Brief
Will you give the material below again, every line exactly as it is?

——

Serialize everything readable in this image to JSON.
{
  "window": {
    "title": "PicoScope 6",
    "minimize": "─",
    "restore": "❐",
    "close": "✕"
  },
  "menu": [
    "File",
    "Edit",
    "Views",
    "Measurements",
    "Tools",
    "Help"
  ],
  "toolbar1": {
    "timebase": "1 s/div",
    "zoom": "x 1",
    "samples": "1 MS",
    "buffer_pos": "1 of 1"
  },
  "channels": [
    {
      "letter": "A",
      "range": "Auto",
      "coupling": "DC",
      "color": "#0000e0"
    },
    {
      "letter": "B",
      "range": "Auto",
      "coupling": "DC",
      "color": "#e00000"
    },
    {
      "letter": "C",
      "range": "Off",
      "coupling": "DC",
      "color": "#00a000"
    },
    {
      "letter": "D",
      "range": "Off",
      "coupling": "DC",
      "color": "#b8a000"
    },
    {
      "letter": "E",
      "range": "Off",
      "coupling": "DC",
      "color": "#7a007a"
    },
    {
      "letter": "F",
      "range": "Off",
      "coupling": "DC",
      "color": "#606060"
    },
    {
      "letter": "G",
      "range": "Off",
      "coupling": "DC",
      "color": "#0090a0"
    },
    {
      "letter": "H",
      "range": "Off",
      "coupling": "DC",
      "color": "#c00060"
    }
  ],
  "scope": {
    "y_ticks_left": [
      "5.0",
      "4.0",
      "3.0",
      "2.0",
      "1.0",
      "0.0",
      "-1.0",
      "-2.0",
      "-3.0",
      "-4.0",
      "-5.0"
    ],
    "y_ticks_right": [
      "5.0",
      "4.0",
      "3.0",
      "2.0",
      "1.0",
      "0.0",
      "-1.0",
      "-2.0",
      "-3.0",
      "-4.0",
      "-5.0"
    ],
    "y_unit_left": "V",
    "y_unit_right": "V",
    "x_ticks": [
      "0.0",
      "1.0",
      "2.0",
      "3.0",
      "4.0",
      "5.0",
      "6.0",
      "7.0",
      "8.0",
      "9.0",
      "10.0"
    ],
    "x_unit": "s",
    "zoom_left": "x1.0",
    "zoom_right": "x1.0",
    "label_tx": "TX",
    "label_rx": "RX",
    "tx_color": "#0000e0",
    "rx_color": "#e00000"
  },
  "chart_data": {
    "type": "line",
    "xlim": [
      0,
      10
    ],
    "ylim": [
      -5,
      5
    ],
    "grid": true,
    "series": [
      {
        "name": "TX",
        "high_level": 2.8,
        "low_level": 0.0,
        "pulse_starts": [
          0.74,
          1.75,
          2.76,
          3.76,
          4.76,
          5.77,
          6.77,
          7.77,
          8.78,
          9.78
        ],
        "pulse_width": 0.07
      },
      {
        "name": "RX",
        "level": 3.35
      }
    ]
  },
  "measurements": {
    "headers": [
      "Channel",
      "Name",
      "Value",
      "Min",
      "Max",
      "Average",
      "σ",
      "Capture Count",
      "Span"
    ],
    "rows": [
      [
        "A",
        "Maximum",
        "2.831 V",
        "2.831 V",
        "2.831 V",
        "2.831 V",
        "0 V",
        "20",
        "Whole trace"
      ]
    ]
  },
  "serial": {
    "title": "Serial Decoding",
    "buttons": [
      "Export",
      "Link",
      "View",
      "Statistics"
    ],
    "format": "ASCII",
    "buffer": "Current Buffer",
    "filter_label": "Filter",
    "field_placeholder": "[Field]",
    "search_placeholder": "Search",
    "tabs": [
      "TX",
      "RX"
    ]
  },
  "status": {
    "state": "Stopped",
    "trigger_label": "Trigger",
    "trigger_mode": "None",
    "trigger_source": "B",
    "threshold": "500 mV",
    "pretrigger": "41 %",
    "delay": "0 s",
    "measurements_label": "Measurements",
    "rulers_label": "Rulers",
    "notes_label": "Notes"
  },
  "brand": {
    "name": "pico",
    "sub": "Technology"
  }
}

——

Expected answer
Serialize everything readable in this image to JSON.
{
  "window": {
    "title": "PicoScope 6",
    "minimize": "─",
    "restore": "❐",
    "close": "✕"
  },
  "menu": [
    "File",
    "Edit",
    "Views",
    "Measurements",
    "Tools",
    "Help"
  ],
  "toolbar1": {
    "timebase": "1 s/div",
    "zoom": "x 1",
    "samples": "1 MS",
    "buffer_pos": "1 of 1"
  },
  "channels": [
    {
      "letter": "A",
      "range": "Auto",
      "coupling": "DC",
      "color": "#0000e0"
    },
    {
      "letter": "B",
      "range": "Auto",
      "coupling": "DC",
      "color": "#e00000"
    },
    {
      "letter": "C",
      "range": "Off",
      "coupling": "DC",
      "color": "#00a000"
    },
    {
      "letter": "D",
      "range": "Off",
      "coupling": "DC",
      "color": "#b8a000"
    },
    {
      "letter": "E",
      "range": "Off",
      "coupling": "DC",
      "color": "#7a007a"
    },
    {
      "letter": "F",
      "range": "Off",
      "coupling": "DC",
      "color": "#606060"
    },
    {
      "letter": "G",
      "range": "Off",
      "coupling": "DC",
      "color": "#0090a0"
    },
    {
      "letter": "H",
      "range": "Off",
      "coupling": "DC",
      "color": "#c00060"
    }
  ],
  "scope": {
    "y_ticks_left": [
      "5.0",
      "4.0",
      "3.0",
      "2.0",
      "1.0",
      "0.0",
      "-1.0",
      "-2.0",
      "-3.0",
      "-4.0",
      "-5.0"
    ],
    "y_ticks_right": [
      "5.0",
      "4.0",
      "3.0",
      "2.0",
      "1.0",
      "0.0",
      "-1.0",
      "-2.0",
      "-3.0",
      "-4.0",
      "-5.0"
    ],
    "y_unit_left": "V",
    "y_unit_right": "V",
    "x_ticks": [
      "0.0",
      "1.0",
      "2.0",
      "3.0",
      "4.0",
      "5.0",
      "6.0",
      "7.0",
      "8.0",
      "9.0",
      "10.0"
    ],
    "x_unit": "s",
    "zoom_left": "x1.0",
    "zoom_right": "x1.0",
    "label_tx": "TX",
    "label_rx": "RX",
    "tx_color": "#0000e0",
    "rx_color": "#e00000"
  },
  "chart_data": {
    "type": "line",
    "xlim": [
      0,
      10
    ],
    "ylim": [
      -5,
      5
    ],
    "grid": true,
    "series": [
      {
        "name": "TX",
        "high_level": 2.8,
        "low_level": 0.0,
        "pulse_starts": [
          0.74,
          1.75,
          2.76,
          3.76,
          4.76,
          5.77,
          6.77,
          7.77,
          8.78,
          9.78
        ],
        "pulse_width": 0.07
      },
      {
        "name": "RX",
        "level": 3.35
      }
    ]
  },
  "measurements": {
    "headers": [
      "Channel",
      "Name",
      "Value",
      "Min",
      "Max",
      "Average",
      "σ",
      "Capture Count",
      "Span"
    ],
    "rows": [
      [
        "A",
        "Maximum",
        "2.831 V",
        "2.831 V",
        "2.831 V",
        "2.831 V",
        "0 V",
        "20",
        "Whole trace"
      ]
    ]
  },
  "serial": {
    "title": "Serial Decoding",
    "buttons": [
      "Export",
      "Link",
      "View",
      "Statistics"
    ],
    "format": "ASCII",
    "buffer": "Current Buffer",
    "filter_label": "Filter",
    "field_placeholder": "[Field]",
    "search_placeholder": "Search",
    "tabs": [
      "TX",
      "RX"
    ]
  },
  "status": {
    "state": "Stopped",
    "trigger_label": "Trigger",
    "trigger_mode": "None",
    "trigger_source": "B",
    "threshold": "500 mV",
    "pretrigger": "41 %",
    "delay": "0 s",
    "measurements_label": "Measurements",
    "rulers_label": "Rulers",
    "notes_label": "Notes"
  },
  "brand": {
    "name": "pico",
    "sub": "Technology"
  }
}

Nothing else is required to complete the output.